-- Extracted entries --
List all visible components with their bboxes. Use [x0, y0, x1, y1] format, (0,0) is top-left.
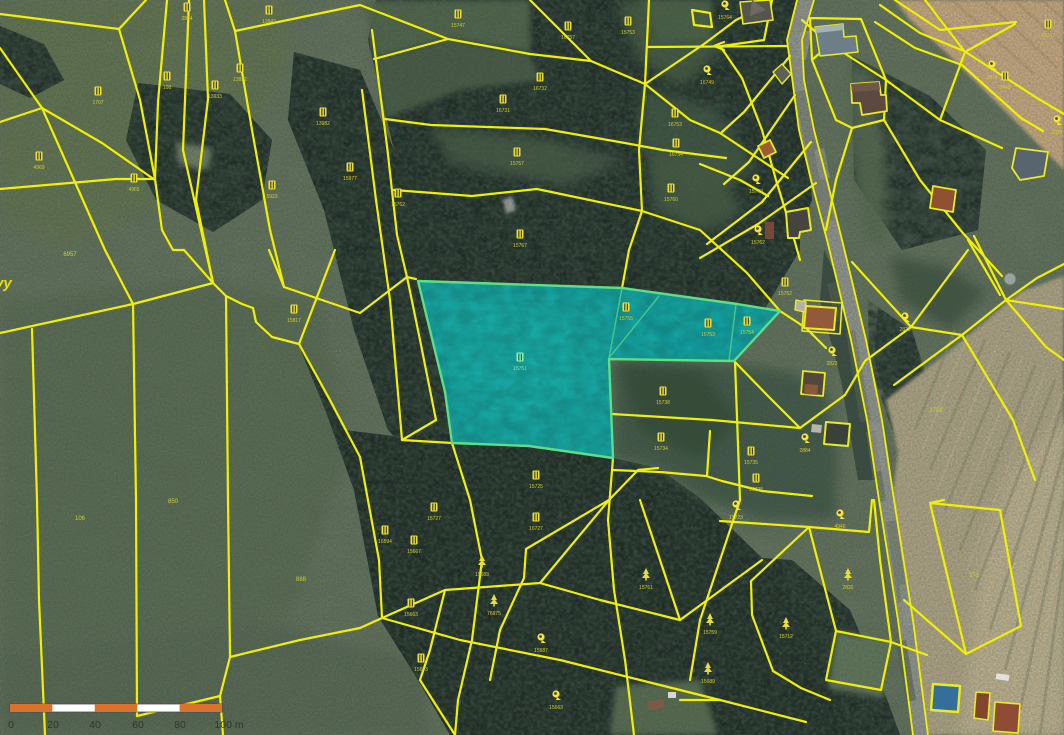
svg-text:2829: 2829	[899, 327, 910, 333]
svg-text:1707: 1707	[92, 100, 103, 106]
svg-text:2449: 2449	[999, 85, 1010, 91]
svg-text:4965: 4965	[128, 187, 139, 193]
svg-text:6957: 6957	[63, 252, 77, 258]
svg-text:16594: 16594	[378, 539, 392, 545]
svg-text:2874: 2874	[986, 75, 997, 81]
svg-text:2373: 2373	[1051, 130, 1062, 136]
svg-text:4946: 4946	[834, 524, 845, 530]
svg-text:271: 271	[969, 573, 980, 579]
svg-text:4969: 4969	[33, 165, 44, 171]
svg-text:15753: 15753	[701, 332, 715, 338]
svg-text:15667: 15667	[407, 549, 421, 555]
svg-text:16731: 16731	[496, 108, 510, 114]
svg-text:15734: 15734	[654, 446, 668, 452]
svg-text:40: 40	[89, 719, 101, 731]
svg-text:13982: 13982	[316, 121, 330, 127]
svg-text:15663: 15663	[404, 612, 418, 618]
svg-text:13943: 13943	[262, 19, 276, 25]
svg-text:106: 106	[75, 516, 86, 522]
svg-text:15767: 15767	[513, 243, 527, 249]
svg-text:16732: 16732	[533, 86, 547, 92]
svg-text:15753: 15753	[621, 30, 635, 36]
svg-text:15689: 15689	[701, 679, 715, 685]
svg-text:15762: 15762	[751, 240, 765, 246]
svg-text:15752: 15752	[778, 291, 792, 297]
svg-text:15759: 15759	[703, 630, 717, 636]
svg-text:15738: 15738	[656, 400, 670, 406]
svg-text:15747: 15747	[1041, 33, 1055, 39]
svg-text:15761: 15761	[639, 585, 653, 591]
svg-text:15683: 15683	[475, 572, 489, 578]
svg-text:2832: 2832	[842, 585, 853, 591]
svg-text:16753: 16753	[668, 122, 682, 128]
svg-text:15673: 15673	[414, 667, 428, 673]
svg-text:15723: 15723	[729, 515, 743, 521]
svg-text:15751: 15751	[513, 366, 527, 372]
svg-text:76975: 76975	[487, 611, 501, 617]
svg-text:15760: 15760	[664, 197, 678, 203]
svg-text:15754: 15754	[740, 330, 754, 336]
svg-text:16754: 16754	[669, 152, 683, 158]
svg-text:16727: 16727	[529, 526, 543, 532]
svg-text:15757: 15757	[510, 161, 524, 167]
svg-text:15727: 15727	[427, 516, 441, 522]
svg-text:13922: 13922	[233, 77, 247, 83]
svg-text:20: 20	[47, 719, 59, 731]
svg-text:16728: 16728	[749, 487, 763, 493]
svg-text:15977: 15977	[343, 176, 357, 182]
svg-text:100 m: 100 m	[214, 719, 243, 731]
svg-text:15687: 15687	[534, 648, 548, 654]
svg-text:15762: 15762	[391, 202, 405, 208]
svg-text:2758: 2758	[929, 408, 943, 414]
svg-text:850: 850	[168, 499, 179, 505]
svg-text:60: 60	[132, 719, 144, 731]
svg-text:5923: 5923	[266, 194, 277, 200]
svg-text:108: 108	[163, 85, 172, 91]
svg-text:16749: 16749	[700, 80, 714, 86]
svg-text:15725: 15725	[529, 484, 543, 490]
svg-text:2854: 2854	[181, 16, 192, 22]
svg-text:13933: 13933	[208, 94, 222, 100]
svg-text:vy: vy	[0, 275, 12, 292]
svg-text:888: 888	[296, 577, 307, 583]
svg-text:2823: 2823	[826, 361, 837, 367]
svg-text:15712: 15712	[779, 634, 793, 640]
svg-text:15663: 15663	[549, 705, 563, 711]
svg-text:15755: 15755	[619, 316, 633, 322]
svg-text:15764: 15764	[718, 15, 732, 21]
svg-text:2884: 2884	[799, 448, 810, 454]
svg-text:0: 0	[8, 719, 14, 731]
svg-text:15747: 15747	[451, 23, 465, 29]
svg-text:80: 80	[174, 719, 186, 731]
svg-text:15735: 15735	[744, 460, 758, 466]
svg-text:16757: 16757	[561, 35, 575, 41]
svg-text:15769: 15769	[749, 189, 763, 195]
svg-text:15817: 15817	[287, 318, 301, 324]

-- Prompt --
Substitute "bounding boxes" for "bboxes" throughout the lines above, changing nothing else. Leave the picture out of your answer.

-- Solution --
List all visible components with their bounding boxes. Use [x0, y0, x1, y1] format, (0,0) is top-left.
svg-text:2829: 2829	[899, 327, 910, 333]
svg-text:1707: 1707	[92, 100, 103, 106]
svg-text:2449: 2449	[999, 85, 1010, 91]
svg-text:4965: 4965	[128, 187, 139, 193]
svg-text:6957: 6957	[63, 252, 77, 258]
svg-text:16594: 16594	[378, 539, 392, 545]
svg-text:2874: 2874	[986, 75, 997, 81]
svg-text:2373: 2373	[1051, 130, 1062, 136]
svg-text:4946: 4946	[834, 524, 845, 530]
svg-text:271: 271	[969, 573, 980, 579]
svg-text:4969: 4969	[33, 165, 44, 171]
svg-text:15753: 15753	[701, 332, 715, 338]
svg-text:15667: 15667	[407, 549, 421, 555]
svg-text:16731: 16731	[496, 108, 510, 114]
svg-text:15734: 15734	[654, 446, 668, 452]
svg-text:40: 40	[89, 719, 101, 731]
svg-text:13982: 13982	[316, 121, 330, 127]
svg-text:15663: 15663	[404, 612, 418, 618]
svg-text:13943: 13943	[262, 19, 276, 25]
svg-text:106: 106	[75, 516, 86, 522]
svg-text:15767: 15767	[513, 243, 527, 249]
svg-text:16732: 16732	[533, 86, 547, 92]
svg-text:15753: 15753	[621, 30, 635, 36]
svg-text:15689: 15689	[701, 679, 715, 685]
svg-text:15762: 15762	[751, 240, 765, 246]
svg-text:15752: 15752	[778, 291, 792, 297]
svg-text:15759: 15759	[703, 630, 717, 636]
svg-text:15738: 15738	[656, 400, 670, 406]
svg-text:15747: 15747	[1041, 33, 1055, 39]
svg-text:15761: 15761	[639, 585, 653, 591]
svg-text:15683: 15683	[475, 572, 489, 578]
svg-text:2832: 2832	[842, 585, 853, 591]
svg-text:16753: 16753	[668, 122, 682, 128]
svg-text:15673: 15673	[414, 667, 428, 673]
svg-text:15723: 15723	[729, 515, 743, 521]
svg-text:15751: 15751	[513, 366, 527, 372]
svg-text:76975: 76975	[487, 611, 501, 617]
svg-text:15760: 15760	[664, 197, 678, 203]
svg-text:15754: 15754	[740, 330, 754, 336]
svg-text:16754: 16754	[669, 152, 683, 158]
svg-text:16727: 16727	[529, 526, 543, 532]
svg-text:15757: 15757	[510, 161, 524, 167]
svg-text:15727: 15727	[427, 516, 441, 522]
svg-text:13922: 13922	[233, 77, 247, 83]
svg-text:20: 20	[47, 719, 59, 731]
svg-text:16728: 16728	[749, 487, 763, 493]
svg-text:15977: 15977	[343, 176, 357, 182]
svg-text:100 m: 100 m	[214, 719, 243, 731]
svg-text:15687: 15687	[534, 648, 548, 654]
svg-text:15762: 15762	[391, 202, 405, 208]
svg-text:2758: 2758	[929, 408, 943, 414]
svg-text:850: 850	[168, 499, 179, 505]
svg-text:60: 60	[132, 719, 144, 731]
svg-text:5923: 5923	[266, 194, 277, 200]
svg-text:108: 108	[163, 85, 172, 91]
svg-text:16749: 16749	[700, 80, 714, 86]
svg-text:15725: 15725	[529, 484, 543, 490]
svg-text:2854: 2854	[181, 16, 192, 22]
svg-text:13933: 13933	[208, 94, 222, 100]
svg-text:vy: vy	[0, 275, 12, 292]
svg-text:888: 888	[296, 577, 307, 583]
svg-text:2823: 2823	[826, 361, 837, 367]
svg-text:15712: 15712	[779, 634, 793, 640]
svg-text:15663: 15663	[549, 705, 563, 711]
svg-text:15755: 15755	[619, 316, 633, 322]
svg-text:15764: 15764	[718, 15, 732, 21]
svg-text:2884: 2884	[799, 448, 810, 454]
svg-text:0: 0	[8, 719, 14, 731]
svg-text:15747: 15747	[451, 23, 465, 29]
svg-text:80: 80	[174, 719, 186, 731]
svg-text:15735: 15735	[744, 460, 758, 466]
svg-text:16757: 16757	[561, 35, 575, 41]
svg-text:15769: 15769	[749, 189, 763, 195]
svg-text:15817: 15817	[287, 318, 301, 324]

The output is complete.